**GIVEN ENTRIES**
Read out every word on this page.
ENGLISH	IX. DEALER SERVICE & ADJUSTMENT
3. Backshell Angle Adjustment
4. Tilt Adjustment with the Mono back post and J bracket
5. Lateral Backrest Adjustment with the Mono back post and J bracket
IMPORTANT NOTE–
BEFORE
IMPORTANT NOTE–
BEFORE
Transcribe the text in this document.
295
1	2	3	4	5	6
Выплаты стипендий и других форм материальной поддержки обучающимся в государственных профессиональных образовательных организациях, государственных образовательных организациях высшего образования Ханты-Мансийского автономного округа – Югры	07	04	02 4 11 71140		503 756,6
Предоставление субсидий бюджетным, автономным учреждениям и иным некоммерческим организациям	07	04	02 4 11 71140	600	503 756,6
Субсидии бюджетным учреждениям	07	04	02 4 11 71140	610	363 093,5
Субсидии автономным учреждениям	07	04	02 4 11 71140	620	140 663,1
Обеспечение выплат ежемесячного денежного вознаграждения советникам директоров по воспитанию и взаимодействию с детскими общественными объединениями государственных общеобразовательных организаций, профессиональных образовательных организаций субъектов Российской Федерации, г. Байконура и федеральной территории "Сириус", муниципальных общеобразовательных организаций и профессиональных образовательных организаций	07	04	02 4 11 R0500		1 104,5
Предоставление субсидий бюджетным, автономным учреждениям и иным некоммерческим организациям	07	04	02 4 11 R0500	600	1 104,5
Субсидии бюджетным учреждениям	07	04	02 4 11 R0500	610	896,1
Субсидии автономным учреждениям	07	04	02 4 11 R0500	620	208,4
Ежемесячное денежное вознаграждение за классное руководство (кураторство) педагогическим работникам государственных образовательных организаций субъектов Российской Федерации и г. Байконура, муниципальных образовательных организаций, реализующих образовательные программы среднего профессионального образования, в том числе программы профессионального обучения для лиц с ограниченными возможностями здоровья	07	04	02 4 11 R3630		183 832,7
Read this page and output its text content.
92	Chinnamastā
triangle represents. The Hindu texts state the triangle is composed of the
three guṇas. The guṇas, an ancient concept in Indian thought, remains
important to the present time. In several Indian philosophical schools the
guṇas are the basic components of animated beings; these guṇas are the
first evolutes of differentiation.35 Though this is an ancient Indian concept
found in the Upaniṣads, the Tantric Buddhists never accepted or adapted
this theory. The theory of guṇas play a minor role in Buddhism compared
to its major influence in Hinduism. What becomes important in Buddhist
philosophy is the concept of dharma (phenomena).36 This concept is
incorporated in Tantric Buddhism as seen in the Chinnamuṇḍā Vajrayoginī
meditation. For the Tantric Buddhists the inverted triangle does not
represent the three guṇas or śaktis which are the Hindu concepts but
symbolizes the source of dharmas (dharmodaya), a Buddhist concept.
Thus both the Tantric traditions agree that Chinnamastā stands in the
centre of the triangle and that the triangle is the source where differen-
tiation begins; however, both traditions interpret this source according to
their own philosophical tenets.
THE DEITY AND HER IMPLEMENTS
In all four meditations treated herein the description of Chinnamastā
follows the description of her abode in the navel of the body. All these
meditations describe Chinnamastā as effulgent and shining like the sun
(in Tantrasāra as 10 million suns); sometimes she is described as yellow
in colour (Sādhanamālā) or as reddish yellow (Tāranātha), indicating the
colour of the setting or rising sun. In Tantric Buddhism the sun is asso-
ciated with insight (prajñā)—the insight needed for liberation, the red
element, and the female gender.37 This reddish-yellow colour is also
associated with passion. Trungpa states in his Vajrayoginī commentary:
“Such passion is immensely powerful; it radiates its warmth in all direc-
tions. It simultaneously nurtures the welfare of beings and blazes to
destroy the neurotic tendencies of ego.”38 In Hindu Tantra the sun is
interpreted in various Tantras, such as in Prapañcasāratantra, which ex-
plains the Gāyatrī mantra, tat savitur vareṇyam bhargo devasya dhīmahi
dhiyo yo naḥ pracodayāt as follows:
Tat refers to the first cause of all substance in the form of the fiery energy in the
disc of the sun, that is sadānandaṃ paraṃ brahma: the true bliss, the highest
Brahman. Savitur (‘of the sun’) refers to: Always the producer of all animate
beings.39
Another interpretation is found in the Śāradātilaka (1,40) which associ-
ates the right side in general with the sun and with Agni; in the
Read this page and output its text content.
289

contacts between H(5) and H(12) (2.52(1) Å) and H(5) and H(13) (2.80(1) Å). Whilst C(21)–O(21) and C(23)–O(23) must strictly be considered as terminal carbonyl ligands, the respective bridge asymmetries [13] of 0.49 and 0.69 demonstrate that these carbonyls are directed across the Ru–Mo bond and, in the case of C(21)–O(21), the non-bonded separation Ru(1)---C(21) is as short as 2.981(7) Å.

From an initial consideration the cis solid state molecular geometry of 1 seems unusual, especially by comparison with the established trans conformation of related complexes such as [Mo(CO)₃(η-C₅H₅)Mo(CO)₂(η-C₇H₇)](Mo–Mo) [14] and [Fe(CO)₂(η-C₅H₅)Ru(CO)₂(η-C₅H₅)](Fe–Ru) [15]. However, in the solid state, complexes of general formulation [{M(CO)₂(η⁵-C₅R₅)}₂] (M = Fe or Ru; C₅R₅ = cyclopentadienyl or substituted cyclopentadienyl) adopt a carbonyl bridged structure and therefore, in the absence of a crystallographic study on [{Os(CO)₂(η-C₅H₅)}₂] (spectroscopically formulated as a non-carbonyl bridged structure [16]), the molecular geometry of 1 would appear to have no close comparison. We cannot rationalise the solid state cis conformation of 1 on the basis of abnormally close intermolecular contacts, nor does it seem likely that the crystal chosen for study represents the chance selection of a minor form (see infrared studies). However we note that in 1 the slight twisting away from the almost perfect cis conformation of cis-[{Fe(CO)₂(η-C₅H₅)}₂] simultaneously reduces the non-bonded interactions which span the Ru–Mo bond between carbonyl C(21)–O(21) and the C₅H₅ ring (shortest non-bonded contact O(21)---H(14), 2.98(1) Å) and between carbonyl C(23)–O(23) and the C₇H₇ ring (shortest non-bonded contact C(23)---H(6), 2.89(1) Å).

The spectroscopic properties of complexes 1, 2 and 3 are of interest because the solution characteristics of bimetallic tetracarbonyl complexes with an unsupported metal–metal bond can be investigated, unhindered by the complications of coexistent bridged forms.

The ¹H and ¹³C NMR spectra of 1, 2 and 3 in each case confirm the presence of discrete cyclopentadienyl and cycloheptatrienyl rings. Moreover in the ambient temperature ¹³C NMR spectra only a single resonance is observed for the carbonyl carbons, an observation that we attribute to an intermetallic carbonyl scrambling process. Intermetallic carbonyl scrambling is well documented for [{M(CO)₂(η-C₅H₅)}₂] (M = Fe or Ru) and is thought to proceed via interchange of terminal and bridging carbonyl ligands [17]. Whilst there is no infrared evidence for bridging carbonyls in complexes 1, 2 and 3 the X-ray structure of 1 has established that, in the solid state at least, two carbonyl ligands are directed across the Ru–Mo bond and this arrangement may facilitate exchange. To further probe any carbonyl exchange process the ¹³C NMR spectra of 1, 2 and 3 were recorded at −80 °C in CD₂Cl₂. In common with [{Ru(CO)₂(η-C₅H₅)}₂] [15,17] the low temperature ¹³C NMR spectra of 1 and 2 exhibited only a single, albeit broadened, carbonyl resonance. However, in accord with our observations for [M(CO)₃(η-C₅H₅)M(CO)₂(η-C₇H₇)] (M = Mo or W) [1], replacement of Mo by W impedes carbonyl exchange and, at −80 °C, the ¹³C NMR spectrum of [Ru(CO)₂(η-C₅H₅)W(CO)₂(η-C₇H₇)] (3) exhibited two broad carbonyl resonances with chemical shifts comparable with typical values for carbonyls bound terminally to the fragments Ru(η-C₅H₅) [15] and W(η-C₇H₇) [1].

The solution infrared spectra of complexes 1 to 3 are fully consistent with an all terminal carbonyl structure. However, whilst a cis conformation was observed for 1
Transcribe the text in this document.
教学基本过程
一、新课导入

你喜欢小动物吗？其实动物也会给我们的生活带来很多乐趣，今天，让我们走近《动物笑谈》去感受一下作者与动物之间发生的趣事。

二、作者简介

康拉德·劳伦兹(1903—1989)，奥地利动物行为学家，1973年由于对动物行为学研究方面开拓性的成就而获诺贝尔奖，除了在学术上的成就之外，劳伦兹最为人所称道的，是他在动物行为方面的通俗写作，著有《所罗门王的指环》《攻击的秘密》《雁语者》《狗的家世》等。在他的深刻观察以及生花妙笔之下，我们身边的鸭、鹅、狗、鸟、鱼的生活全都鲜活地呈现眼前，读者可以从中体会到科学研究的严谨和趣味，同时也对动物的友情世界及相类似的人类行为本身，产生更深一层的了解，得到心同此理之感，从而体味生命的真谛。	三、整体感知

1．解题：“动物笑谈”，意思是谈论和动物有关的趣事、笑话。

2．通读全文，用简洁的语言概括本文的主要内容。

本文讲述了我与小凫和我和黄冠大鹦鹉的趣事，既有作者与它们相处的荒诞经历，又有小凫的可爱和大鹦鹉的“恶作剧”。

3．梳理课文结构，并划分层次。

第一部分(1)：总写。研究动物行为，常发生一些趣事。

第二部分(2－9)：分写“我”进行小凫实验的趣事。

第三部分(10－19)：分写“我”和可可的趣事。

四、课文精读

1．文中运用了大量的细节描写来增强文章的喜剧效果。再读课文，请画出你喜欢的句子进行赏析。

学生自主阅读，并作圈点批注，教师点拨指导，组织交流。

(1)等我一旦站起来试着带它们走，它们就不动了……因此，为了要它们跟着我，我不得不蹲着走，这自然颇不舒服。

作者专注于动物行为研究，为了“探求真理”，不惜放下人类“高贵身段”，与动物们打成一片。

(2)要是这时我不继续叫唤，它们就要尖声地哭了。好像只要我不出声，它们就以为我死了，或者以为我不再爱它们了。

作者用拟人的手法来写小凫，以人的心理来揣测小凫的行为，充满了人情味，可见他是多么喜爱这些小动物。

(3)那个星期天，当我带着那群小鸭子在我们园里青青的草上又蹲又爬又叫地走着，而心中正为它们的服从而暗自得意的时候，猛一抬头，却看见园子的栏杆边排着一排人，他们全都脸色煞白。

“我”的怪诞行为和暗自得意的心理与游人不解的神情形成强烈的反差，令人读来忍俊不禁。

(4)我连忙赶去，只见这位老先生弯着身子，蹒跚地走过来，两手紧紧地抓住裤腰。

**SET EXERCISE**
Identify how many lines in the entries above contain the word "beings" and provide only that figure.

**WRITTEN ANSWER**
3